Task goal: Keep only the lines where "JSON" appears.

Figure record extracts:
_ _ _

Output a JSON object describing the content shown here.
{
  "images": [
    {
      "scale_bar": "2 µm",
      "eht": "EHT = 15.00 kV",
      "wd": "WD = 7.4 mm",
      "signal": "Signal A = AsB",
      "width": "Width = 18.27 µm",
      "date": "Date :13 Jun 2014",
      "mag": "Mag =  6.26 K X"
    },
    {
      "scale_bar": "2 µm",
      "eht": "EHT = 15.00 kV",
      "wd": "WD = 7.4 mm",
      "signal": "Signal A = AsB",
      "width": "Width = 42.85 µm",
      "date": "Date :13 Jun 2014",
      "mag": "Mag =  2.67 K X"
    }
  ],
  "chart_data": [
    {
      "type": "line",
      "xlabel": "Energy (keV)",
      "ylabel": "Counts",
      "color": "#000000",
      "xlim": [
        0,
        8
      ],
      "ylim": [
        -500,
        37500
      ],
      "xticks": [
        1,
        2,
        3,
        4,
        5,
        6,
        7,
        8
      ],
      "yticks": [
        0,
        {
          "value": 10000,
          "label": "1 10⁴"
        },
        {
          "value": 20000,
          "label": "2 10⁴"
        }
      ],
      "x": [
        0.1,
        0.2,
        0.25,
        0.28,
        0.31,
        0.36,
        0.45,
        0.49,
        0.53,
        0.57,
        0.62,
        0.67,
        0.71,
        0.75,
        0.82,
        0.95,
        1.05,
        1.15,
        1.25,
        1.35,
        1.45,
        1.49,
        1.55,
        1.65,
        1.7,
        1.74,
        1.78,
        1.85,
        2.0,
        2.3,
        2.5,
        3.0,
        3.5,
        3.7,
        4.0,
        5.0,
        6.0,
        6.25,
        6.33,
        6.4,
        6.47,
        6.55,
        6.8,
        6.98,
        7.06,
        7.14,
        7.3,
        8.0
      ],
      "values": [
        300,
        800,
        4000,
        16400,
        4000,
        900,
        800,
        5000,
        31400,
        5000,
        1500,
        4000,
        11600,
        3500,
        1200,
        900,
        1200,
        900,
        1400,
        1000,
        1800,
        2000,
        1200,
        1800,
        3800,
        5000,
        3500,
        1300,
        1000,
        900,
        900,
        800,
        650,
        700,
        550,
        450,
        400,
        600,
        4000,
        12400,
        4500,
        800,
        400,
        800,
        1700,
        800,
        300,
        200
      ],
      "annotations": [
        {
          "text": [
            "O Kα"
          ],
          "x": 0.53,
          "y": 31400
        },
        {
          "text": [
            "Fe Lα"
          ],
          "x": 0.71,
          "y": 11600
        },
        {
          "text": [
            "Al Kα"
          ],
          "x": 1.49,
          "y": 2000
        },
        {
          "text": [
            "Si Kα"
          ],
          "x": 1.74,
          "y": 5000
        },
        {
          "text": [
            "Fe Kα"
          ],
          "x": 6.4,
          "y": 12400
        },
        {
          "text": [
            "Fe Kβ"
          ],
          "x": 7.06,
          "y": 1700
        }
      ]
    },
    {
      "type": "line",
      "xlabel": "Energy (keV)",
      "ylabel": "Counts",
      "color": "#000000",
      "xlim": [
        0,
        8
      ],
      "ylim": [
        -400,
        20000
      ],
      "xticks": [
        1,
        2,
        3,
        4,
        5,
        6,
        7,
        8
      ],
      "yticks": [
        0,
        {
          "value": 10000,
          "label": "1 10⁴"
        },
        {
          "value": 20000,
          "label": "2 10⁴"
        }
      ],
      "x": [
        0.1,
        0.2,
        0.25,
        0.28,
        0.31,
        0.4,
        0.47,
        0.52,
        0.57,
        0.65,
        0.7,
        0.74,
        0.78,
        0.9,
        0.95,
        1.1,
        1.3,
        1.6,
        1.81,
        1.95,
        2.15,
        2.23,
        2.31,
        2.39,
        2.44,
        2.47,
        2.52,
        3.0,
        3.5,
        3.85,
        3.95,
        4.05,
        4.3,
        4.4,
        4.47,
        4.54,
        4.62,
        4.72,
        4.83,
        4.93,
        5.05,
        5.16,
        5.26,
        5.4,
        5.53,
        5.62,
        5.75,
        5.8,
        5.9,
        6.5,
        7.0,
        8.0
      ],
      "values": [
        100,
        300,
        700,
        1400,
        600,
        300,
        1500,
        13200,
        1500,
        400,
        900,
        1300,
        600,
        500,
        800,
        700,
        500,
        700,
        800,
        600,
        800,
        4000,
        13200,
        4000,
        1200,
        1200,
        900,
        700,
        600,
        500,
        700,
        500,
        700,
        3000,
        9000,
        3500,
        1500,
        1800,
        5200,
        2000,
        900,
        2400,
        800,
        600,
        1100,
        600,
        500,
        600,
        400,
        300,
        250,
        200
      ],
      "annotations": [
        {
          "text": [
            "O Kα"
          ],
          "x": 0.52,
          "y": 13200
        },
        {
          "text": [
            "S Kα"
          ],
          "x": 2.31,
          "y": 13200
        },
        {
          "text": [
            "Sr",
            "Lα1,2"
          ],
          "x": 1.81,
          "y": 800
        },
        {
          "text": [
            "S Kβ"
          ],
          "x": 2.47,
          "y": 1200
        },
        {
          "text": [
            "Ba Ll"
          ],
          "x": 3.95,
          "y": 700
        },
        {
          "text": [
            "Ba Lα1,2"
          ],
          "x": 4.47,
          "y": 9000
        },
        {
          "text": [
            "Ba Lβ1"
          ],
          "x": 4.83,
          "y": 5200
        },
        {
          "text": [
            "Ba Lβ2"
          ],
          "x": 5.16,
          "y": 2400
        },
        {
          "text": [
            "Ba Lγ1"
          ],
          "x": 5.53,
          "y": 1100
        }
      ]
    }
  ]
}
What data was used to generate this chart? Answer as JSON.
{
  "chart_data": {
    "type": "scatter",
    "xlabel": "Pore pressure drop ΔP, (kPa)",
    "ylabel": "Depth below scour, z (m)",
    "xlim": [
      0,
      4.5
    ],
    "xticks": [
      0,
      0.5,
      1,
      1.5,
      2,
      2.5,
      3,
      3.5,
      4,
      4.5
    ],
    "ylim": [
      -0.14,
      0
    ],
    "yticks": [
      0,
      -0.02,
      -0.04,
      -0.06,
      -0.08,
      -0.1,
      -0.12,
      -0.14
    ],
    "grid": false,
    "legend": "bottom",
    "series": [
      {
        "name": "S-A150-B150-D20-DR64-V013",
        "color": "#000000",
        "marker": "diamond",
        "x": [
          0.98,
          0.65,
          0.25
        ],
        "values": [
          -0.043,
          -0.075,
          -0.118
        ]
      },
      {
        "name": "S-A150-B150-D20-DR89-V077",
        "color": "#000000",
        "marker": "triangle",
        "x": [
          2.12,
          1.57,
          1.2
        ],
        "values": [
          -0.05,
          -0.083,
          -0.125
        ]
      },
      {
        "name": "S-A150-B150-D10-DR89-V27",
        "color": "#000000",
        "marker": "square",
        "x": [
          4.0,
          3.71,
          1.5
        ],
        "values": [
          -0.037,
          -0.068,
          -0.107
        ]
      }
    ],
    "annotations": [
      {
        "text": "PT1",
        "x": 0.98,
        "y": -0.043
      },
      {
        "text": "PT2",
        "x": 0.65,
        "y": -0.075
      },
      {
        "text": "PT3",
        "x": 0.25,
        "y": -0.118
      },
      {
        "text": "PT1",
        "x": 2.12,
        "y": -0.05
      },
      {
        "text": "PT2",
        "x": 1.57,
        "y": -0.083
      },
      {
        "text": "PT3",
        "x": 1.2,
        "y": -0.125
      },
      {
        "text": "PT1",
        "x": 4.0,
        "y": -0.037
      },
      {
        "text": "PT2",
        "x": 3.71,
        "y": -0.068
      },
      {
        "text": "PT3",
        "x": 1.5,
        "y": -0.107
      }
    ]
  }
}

_ _ _

Solution:
Output a JSON object describing the content shown here.
What data was used to generate this chart? Answer as JSON.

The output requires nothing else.